▶ **Written task**
Output the material below in its entirety, exactly as given.

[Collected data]
>> Start

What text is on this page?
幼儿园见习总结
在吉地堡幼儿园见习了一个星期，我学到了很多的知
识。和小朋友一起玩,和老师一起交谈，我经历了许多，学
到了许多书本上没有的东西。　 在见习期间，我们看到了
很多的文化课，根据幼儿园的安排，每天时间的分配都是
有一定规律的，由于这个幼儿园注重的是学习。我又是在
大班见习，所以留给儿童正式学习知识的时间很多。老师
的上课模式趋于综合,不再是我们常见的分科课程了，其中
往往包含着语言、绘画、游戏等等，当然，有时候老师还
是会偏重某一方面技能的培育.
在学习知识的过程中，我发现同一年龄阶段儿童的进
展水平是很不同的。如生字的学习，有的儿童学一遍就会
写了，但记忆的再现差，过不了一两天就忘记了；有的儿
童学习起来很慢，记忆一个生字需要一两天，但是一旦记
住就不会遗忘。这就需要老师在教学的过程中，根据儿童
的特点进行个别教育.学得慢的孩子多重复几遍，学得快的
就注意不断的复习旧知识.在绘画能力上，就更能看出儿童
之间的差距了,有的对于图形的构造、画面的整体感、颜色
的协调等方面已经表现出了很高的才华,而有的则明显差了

>> End

▶ **Output below**
What text is on this page?
幼儿园见习总结
在吉地堡幼儿园见习了一个星期，我学到了很多的知
识。和小朋友一起玩,和老师一起交谈，我经历了许多，学
到了许多书本上没有的东西。　 在见习期间，我们看到了
很多的文化课，根据幼儿园的安排，每天时间的分配都是
有一定规律的，由于这个幼儿园注重的是学习。我又是在
大班见习，所以留给儿童正式学习知识的时间很多。老师
的上课模式趋于综合,不再是我们常见的分科课程了，其中
往往包含着语言、绘画、游戏等等，当然，有时候老师还
是会偏重某一方面技能的培育.
在学习知识的过程中，我发现同一年龄阶段儿童的进
展水平是很不同的。如生字的学习，有的儿童学一遍就会
写了，但记忆的再现差，过不了一两天就忘记了；有的儿
童学习起来很慢，记忆一个生字需要一两天，但是一旦记
住就不会遗忘。这就需要老师在教学的过程中，根据儿童
的特点进行个别教育.学得慢的孩子多重复几遍，学得快的
就注意不断的复习旧知识.在绘画能力上，就更能看出儿童
之间的差距了,有的对于图形的构造、画面的整体感、颜色
的协调等方面已经表现出了很高的才华,而有的则明显差了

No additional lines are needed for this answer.